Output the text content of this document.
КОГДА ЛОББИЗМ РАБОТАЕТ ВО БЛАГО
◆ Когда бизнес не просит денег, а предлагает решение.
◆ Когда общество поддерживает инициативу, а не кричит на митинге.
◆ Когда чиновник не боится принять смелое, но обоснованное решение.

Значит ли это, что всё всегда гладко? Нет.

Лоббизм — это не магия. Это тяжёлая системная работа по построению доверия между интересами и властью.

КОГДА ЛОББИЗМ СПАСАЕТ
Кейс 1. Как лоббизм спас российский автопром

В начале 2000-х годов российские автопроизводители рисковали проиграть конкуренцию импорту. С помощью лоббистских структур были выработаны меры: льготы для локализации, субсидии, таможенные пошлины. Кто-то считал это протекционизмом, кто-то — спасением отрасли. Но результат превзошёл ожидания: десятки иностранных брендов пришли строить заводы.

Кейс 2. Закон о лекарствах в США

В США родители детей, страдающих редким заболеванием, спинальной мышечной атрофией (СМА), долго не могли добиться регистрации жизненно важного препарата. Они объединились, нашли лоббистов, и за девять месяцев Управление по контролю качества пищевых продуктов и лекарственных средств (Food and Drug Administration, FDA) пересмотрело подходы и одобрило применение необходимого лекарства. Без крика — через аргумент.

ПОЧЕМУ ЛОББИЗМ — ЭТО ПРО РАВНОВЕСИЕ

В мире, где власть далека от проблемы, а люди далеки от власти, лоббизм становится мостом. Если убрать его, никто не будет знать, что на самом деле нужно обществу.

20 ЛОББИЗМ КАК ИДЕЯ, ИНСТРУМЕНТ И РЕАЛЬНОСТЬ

## Exercise
The records above need to be transcribed in full. Keep every character unchanged.

## Problem solution
Output the text content of this document.
КОГДА ЛОББИЗМ РАБОТАЕТ ВО БЛАГО
◆ Когда бизнес не просит денег, а предлагает решение.
◆ Когда общество поддерживает инициативу, а не кричит на митинге.
◆ Когда чиновник не боится принять смелое, но обоснованное решение.

Значит ли это, что всё всегда гладко? Нет.

Лоббизм — это не магия. Это тяжёлая системная работа по построению доверия между интересами и властью.

КОГДА ЛОББИЗМ СПАСАЕТ
Кейс 1. Как лоббизм спас российский автопром

В начале 2000-х годов российские автопроизводители рисковали проиграть конкуренцию импорту. С помощью лоббистских структур были выработаны меры: льготы для локализации, субсидии, таможенные пошлины. Кто-то считал это протекционизмом, кто-то — спасением отрасли. Но результат превзошёл ожидания: десятки иностранных брендов пришли строить заводы.

Кейс 2. Закон о лекарствах в США

В США родители детей, страдающих редким заболеванием, спинальной мышечной атрофией (СМА), долго не могли добиться регистрации жизненно важного препарата. Они объединились, нашли лоббистов, и за девять месяцев Управление по контролю качества пищевых продуктов и лекарственных средств (Food and Drug Administration, FDA) пересмотрело подходы и одобрило применение необходимого лекарства. Без крика — через аргумент.

ПОЧЕМУ ЛОББИЗМ — ЭТО ПРО РАВНОВЕСИЕ

В мире, где власть далека от проблемы, а люди далеки от власти, лоббизм становится мостом. Если убрать его, никто не будет знать, что на самом деле нужно обществу.

20 ЛОББИЗМ КАК ИДЕЯ, ИНСТРУМЕНТ И РЕАЛЬНОСТЬ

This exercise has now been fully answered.